:: Records for the exercise

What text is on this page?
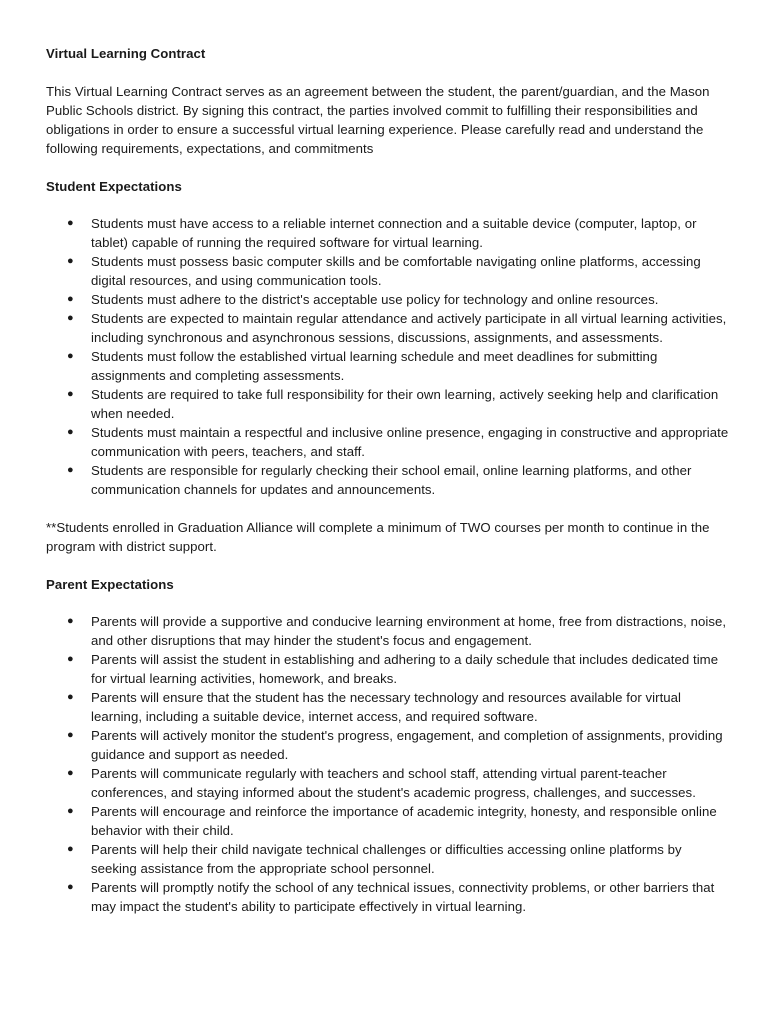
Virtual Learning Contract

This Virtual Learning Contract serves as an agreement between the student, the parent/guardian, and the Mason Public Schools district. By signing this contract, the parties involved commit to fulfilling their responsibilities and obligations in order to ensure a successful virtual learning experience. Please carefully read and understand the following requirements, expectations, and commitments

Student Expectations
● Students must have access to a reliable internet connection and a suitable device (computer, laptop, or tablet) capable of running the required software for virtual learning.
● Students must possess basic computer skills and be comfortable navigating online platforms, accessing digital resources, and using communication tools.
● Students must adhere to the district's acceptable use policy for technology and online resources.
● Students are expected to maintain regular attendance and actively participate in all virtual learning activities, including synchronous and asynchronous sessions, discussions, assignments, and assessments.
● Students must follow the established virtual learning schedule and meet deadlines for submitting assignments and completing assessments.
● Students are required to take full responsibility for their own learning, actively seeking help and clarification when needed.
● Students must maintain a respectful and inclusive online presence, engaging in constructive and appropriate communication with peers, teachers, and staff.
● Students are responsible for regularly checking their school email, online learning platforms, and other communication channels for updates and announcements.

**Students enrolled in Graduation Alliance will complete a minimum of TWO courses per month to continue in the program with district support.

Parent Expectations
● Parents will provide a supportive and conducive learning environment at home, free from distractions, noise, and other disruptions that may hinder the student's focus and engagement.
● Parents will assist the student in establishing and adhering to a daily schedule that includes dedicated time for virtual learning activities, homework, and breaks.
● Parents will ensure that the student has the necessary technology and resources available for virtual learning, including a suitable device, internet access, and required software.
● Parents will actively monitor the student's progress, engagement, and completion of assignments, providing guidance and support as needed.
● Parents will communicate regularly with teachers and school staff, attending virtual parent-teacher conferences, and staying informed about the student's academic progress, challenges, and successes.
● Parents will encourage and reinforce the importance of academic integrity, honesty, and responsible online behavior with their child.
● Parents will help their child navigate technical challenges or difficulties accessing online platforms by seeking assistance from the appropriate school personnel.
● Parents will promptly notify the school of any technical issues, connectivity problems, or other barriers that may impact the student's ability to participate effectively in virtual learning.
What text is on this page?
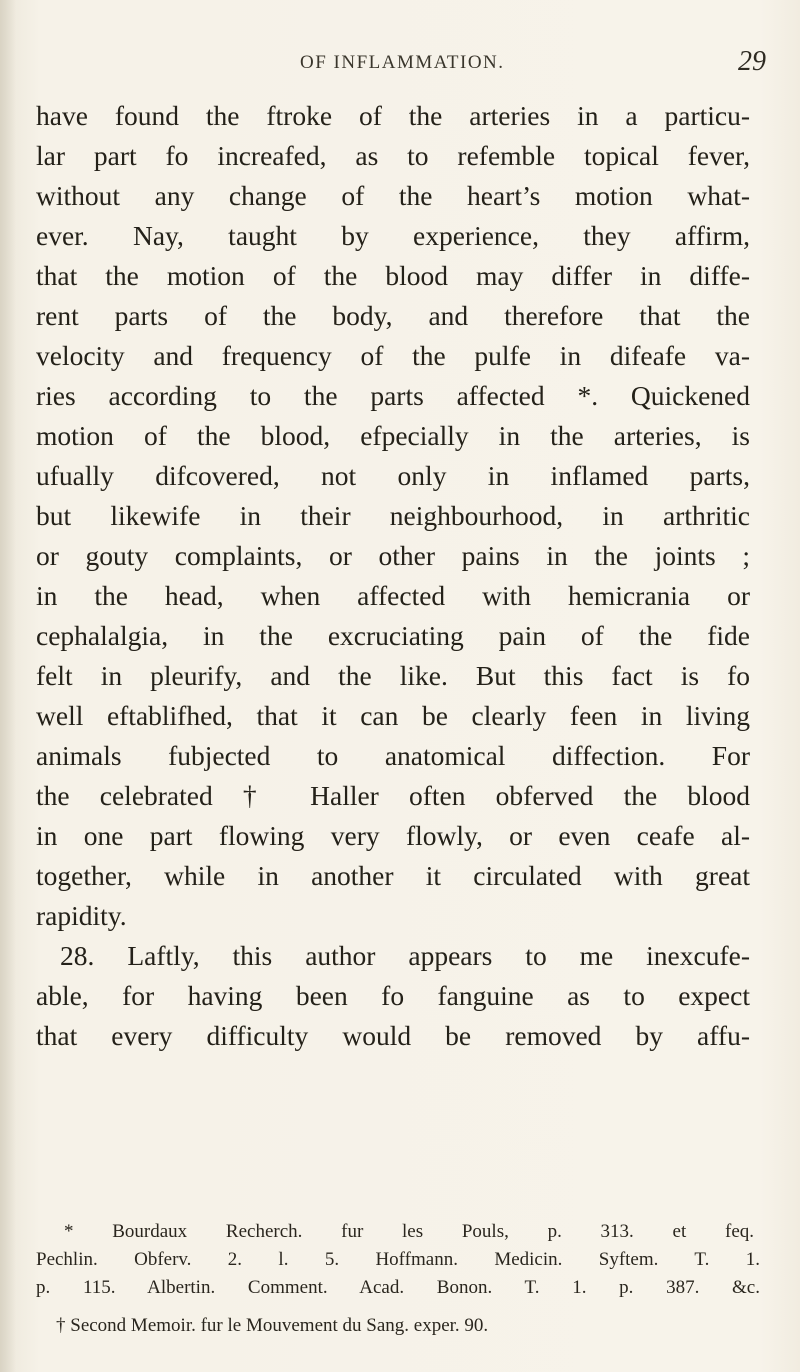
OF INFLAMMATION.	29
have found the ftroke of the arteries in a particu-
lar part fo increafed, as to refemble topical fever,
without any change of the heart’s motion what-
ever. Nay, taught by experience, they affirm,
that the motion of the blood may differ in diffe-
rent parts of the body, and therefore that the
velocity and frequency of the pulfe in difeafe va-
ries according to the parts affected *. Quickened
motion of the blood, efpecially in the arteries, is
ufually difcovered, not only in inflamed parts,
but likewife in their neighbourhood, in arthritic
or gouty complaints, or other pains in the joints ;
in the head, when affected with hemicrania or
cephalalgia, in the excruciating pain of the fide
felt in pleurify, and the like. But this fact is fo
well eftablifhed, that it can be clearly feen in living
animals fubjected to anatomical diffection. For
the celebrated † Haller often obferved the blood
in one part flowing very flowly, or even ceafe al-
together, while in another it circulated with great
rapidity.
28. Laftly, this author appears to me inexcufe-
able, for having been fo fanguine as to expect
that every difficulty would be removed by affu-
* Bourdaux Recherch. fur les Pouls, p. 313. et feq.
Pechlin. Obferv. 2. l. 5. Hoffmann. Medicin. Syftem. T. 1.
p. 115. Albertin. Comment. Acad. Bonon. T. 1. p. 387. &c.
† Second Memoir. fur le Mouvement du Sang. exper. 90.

::::

* What is expected
The word "child" may turn up on some lines of these records; say how many, with no other words.

* Result for this task
2